Transcribe every line, keeping it exact.

========================================

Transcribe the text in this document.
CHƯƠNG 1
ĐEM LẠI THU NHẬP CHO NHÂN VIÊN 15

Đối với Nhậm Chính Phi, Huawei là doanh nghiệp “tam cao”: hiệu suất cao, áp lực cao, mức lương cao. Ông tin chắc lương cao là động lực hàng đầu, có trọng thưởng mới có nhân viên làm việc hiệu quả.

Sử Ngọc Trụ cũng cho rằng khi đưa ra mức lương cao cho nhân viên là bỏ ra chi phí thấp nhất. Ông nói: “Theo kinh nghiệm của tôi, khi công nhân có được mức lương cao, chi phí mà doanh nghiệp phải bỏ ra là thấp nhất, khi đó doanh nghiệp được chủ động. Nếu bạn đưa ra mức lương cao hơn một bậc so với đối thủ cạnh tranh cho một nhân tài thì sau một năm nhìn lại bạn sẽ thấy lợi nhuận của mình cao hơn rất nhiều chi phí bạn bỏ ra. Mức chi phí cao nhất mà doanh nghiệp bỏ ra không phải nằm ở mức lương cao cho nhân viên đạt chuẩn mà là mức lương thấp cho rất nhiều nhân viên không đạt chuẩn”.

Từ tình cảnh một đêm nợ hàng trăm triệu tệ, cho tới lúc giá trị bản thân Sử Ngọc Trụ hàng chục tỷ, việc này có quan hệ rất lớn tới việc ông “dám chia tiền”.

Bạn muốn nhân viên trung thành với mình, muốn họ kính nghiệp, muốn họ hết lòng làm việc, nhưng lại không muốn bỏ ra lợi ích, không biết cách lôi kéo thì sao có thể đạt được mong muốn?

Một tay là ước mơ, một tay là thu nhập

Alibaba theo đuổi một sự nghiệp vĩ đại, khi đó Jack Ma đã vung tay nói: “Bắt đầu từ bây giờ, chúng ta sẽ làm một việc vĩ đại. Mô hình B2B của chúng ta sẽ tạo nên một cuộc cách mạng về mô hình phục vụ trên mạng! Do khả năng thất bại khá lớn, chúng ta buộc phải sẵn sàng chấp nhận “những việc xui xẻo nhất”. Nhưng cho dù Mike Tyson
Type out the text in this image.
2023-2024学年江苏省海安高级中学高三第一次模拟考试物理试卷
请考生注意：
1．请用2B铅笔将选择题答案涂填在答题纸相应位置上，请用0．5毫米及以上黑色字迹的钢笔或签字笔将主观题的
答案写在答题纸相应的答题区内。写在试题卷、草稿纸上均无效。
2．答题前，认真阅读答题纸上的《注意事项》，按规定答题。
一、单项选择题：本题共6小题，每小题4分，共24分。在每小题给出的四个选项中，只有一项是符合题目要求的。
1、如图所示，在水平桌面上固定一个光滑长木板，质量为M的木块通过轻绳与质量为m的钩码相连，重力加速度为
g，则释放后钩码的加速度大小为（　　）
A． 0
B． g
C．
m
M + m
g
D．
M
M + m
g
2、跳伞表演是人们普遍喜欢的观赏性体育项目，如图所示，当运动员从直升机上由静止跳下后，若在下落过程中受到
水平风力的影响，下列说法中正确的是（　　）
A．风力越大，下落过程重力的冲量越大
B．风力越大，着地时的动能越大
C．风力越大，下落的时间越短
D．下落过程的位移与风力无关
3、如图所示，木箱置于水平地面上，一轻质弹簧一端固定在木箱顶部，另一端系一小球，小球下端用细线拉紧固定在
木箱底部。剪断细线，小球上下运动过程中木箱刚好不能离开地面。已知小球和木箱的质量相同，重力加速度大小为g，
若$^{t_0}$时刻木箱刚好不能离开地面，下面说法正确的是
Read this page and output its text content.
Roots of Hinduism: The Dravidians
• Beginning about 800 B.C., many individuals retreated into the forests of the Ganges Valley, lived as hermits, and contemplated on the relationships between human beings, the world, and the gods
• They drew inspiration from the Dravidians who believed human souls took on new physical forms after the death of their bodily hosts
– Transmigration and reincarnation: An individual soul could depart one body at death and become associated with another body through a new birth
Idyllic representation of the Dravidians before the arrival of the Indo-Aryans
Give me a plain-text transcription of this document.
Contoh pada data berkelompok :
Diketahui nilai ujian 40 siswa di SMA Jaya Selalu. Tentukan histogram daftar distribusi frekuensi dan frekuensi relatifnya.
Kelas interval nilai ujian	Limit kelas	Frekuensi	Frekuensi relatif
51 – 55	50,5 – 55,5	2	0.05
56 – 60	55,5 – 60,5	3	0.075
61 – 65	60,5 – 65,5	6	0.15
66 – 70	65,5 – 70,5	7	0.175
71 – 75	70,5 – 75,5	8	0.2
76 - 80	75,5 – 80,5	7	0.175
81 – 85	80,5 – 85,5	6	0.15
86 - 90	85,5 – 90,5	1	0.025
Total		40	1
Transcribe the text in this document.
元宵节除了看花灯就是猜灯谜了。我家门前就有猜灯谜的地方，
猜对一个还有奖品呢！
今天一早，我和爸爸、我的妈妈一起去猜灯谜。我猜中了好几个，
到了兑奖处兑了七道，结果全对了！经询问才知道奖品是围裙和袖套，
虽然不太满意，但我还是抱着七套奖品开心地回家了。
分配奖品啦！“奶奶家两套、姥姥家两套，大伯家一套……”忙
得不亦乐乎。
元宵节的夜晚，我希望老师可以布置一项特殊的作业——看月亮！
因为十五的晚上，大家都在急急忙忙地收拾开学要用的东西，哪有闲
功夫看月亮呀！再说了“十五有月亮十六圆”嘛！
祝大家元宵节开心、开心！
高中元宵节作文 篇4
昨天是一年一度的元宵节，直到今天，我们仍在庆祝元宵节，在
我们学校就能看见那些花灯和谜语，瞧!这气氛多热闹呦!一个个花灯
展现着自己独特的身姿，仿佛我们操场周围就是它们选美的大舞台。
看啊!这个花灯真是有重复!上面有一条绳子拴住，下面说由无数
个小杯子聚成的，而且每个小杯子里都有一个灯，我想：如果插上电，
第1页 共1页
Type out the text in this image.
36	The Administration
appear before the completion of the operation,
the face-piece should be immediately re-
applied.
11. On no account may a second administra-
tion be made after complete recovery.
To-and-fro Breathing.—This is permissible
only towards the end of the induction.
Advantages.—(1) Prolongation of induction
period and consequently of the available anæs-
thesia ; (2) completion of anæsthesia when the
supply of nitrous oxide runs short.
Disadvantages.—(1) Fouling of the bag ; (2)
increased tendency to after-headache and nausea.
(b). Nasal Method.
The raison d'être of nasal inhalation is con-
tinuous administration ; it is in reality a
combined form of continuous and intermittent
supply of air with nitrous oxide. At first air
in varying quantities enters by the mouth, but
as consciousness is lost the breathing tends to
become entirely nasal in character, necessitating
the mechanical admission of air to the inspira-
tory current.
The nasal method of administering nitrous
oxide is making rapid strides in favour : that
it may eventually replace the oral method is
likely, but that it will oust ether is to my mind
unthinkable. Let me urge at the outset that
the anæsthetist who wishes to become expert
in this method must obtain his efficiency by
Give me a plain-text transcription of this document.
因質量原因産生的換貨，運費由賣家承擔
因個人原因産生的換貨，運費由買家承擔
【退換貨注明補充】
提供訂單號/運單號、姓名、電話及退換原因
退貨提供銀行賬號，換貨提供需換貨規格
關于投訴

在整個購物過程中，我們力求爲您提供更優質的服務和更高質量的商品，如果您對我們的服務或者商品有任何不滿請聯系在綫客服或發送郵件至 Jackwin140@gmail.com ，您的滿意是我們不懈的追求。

========================================

### EXERCISE ANSWER
Transcribe the text in this document.
CHƯƠNG 1
ĐEM LẠI THU NHẬP CHO NHÂN VIÊN 15

Đối với Nhậm Chính Phi, Huawei là doanh nghiệp “tam cao”: hiệu suất cao, áp lực cao, mức lương cao. Ông tin chắc lương cao là động lực hàng đầu, có trọng thưởng mới có nhân viên làm việc hiệu quả.

Sử Ngọc Trụ cũng cho rằng khi đưa ra mức lương cao cho nhân viên là bỏ ra chi phí thấp nhất. Ông nói: “Theo kinh nghiệm của tôi, khi công nhân có được mức lương cao, chi phí mà doanh nghiệp phải bỏ ra là thấp nhất, khi đó doanh nghiệp được chủ động. Nếu bạn đưa ra mức lương cao hơn một bậc so với đối thủ cạnh tranh cho một nhân tài thì sau một năm nhìn lại bạn sẽ thấy lợi nhuận của mình cao hơn rất nhiều chi phí bạn bỏ ra. Mức chi phí cao nhất mà doanh nghiệp bỏ ra không phải nằm ở mức lương cao cho nhân viên đạt chuẩn mà là mức lương thấp cho rất nhiều nhân viên không đạt chuẩn”.

Từ tình cảnh một đêm nợ hàng trăm triệu tệ, cho tới lúc giá trị bản thân Sử Ngọc Trụ hàng chục tỷ, việc này có quan hệ rất lớn tới việc ông “dám chia tiền”.

Bạn muốn nhân viên trung thành với mình, muốn họ kính nghiệp, muốn họ hết lòng làm việc, nhưng lại không muốn bỏ ra lợi ích, không biết cách lôi kéo thì sao có thể đạt được mong muốn?

Một tay là ước mơ, một tay là thu nhập

Alibaba theo đuổi một sự nghiệp vĩ đại, khi đó Jack Ma đã vung tay nói: “Bắt đầu từ bây giờ, chúng ta sẽ làm một việc vĩ đại. Mô hình B2B của chúng ta sẽ tạo nên một cuộc cách mạng về mô hình phục vụ trên mạng! Do khả năng thất bại khá lớn, chúng ta buộc phải sẵn sàng chấp nhận “những việc xui xẻo nhất”. Nhưng cho dù Mike Tyson
Type out the text in this image.
2023-2024学年江苏省海安高级中学高三第一次模拟考试物理试卷
请考生注意：
1．请用2B铅笔将选择题答案涂填在答题纸相应位置上，请用0．5毫米及以上黑色字迹的钢笔或签字笔将主观题的
答案写在答题纸相应的答题区内。写在试题卷、草稿纸上均无效。
2．答题前，认真阅读答题纸上的《注意事项》，按规定答题。
一、单项选择题：本题共6小题，每小题4分，共24分。在每小题给出的四个选项中，只有一项是符合题目要求的。
1、如图所示，在水平桌面上固定一个光滑长木板，质量为M的木块通过轻绳与质量为m的钩码相连，重力加速度为
g，则释放后钩码的加速度大小为（　　）
A． 0
B． g
C．
m
M + m
g
D．
M
M + m
g
2、跳伞表演是人们普遍喜欢的观赏性体育项目，如图所示，当运动员从直升机上由静止跳下后，若在下落过程中受到
水平风力的影响，下列说法中正确的是（　　）
A．风力越大，下落过程重力的冲量越大
B．风力越大，着地时的动能越大
C．风力越大，下落的时间越短
D．下落过程的位移与风力无关
3、如图所示，木箱置于水平地面上，一轻质弹簧一端固定在木箱顶部，另一端系一小球，小球下端用细线拉紧固定在
木箱底部。剪断细线，小球上下运动过程中木箱刚好不能离开地面。已知小球和木箱的质量相同，重力加速度大小为g，
若$^{t_0}$时刻木箱刚好不能离开地面，下面说法正确的是
Read this page and output its text content.
Roots of Hinduism: The Dravidians
• Beginning about 800 B.C., many individuals retreated into the forests of the Ganges Valley, lived as hermits, and contemplated on the relationships between human beings, the world, and the gods
• They drew inspiration from the Dravidians who believed human souls took on new physical forms after the death of their bodily hosts
– Transmigration and reincarnation: An individual soul could depart one body at death and become associated with another body through a new birth
Idyllic representation of the Dravidians before the arrival of the Indo-Aryans
Give me a plain-text transcription of this document.
Contoh pada data berkelompok :
Diketahui nilai ujian 40 siswa di SMA Jaya Selalu. Tentukan histogram daftar distribusi frekuensi dan frekuensi relatifnya.
Kelas interval nilai ujian	Limit kelas	Frekuensi	Frekuensi relatif
51 – 55	50,5 – 55,5	2	0.05
56 – 60	55,5 – 60,5	3	0.075
61 – 65	60,5 – 65,5	6	0.15
66 – 70	65,5 – 70,5	7	0.175
71 – 75	70,5 – 75,5	8	0.2
76 - 80	75,5 – 80,5	7	0.175
81 – 85	80,5 – 85,5	6	0.15
86 - 90	85,5 – 90,5	1	0.025
Total		40	1
Transcribe the text in this document.
元宵节除了看花灯就是猜灯谜了。我家门前就有猜灯谜的地方，
猜对一个还有奖品呢！
今天一早，我和爸爸、我的妈妈一起去猜灯谜。我猜中了好几个，
到了兑奖处兑了七道，结果全对了！经询问才知道奖品是围裙和袖套，
虽然不太满意，但我还是抱着七套奖品开心地回家了。
分配奖品啦！“奶奶家两套、姥姥家两套，大伯家一套……”忙
得不亦乐乎。
元宵节的夜晚，我希望老师可以布置一项特殊的作业——看月亮！
因为十五的晚上，大家都在急急忙忙地收拾开学要用的东西，哪有闲
功夫看月亮呀！再说了“十五有月亮十六圆”嘛！
祝大家元宵节开心、开心！
高中元宵节作文 篇4
昨天是一年一度的元宵节，直到今天，我们仍在庆祝元宵节，在
我们学校就能看见那些花灯和谜语，瞧!这气氛多热闹呦!一个个花灯
展现着自己独特的身姿，仿佛我们操场周围就是它们选美的大舞台。
看啊!这个花灯真是有重复!上面有一条绳子拴住，下面说由无数
个小杯子聚成的，而且每个小杯子里都有一个灯，我想：如果插上电，
第1页 共1页
Type out the text in this image.
36	The Administration
appear before the completion of the operation,
the face-piece should be immediately re-
applied.
11. On no account may a second administra-
tion be made after complete recovery.
To-and-fro Breathing.—This is permissible
only towards the end of the induction.
Advantages.—(1) Prolongation of induction
period and consequently of the available anæs-
thesia ; (2) completion of anæsthesia when the
supply of nitrous oxide runs short.
Disadvantages.—(1) Fouling of the bag ; (2)
increased tendency to after-headache and nausea.
(b). Nasal Method.
The raison d'être of nasal inhalation is con-
tinuous administration ; it is in reality a
combined form of continuous and intermittent
supply of air with nitrous oxide. At first air
in varying quantities enters by the mouth, but
as consciousness is lost the breathing tends to
become entirely nasal in character, necessitating
the mechanical admission of air to the inspira-
tory current.
The nasal method of administering nitrous
oxide is making rapid strides in favour : that
it may eventually replace the oral method is
likely, but that it will oust ether is to my mind
unthinkable. Let me urge at the outset that
the anæsthetist who wishes to become expert
in this method must obtain his efficiency by
Give me a plain-text transcription of this document.
因質量原因産生的換貨，運費由賣家承擔
因個人原因産生的換貨，運費由買家承擔
【退換貨注明補充】
提供訂單號/運單號、姓名、電話及退換原因
退貨提供銀行賬號，換貨提供需換貨規格
關于投訴

在整個購物過程中，我們力求爲您提供更優質的服務和更高質量的商品，如果您對我們的服務或者商品有任何不滿請聯系在綫客服或發送郵件至 Jackwin140@gmail.com ，您的滿意是我們不懈的追求。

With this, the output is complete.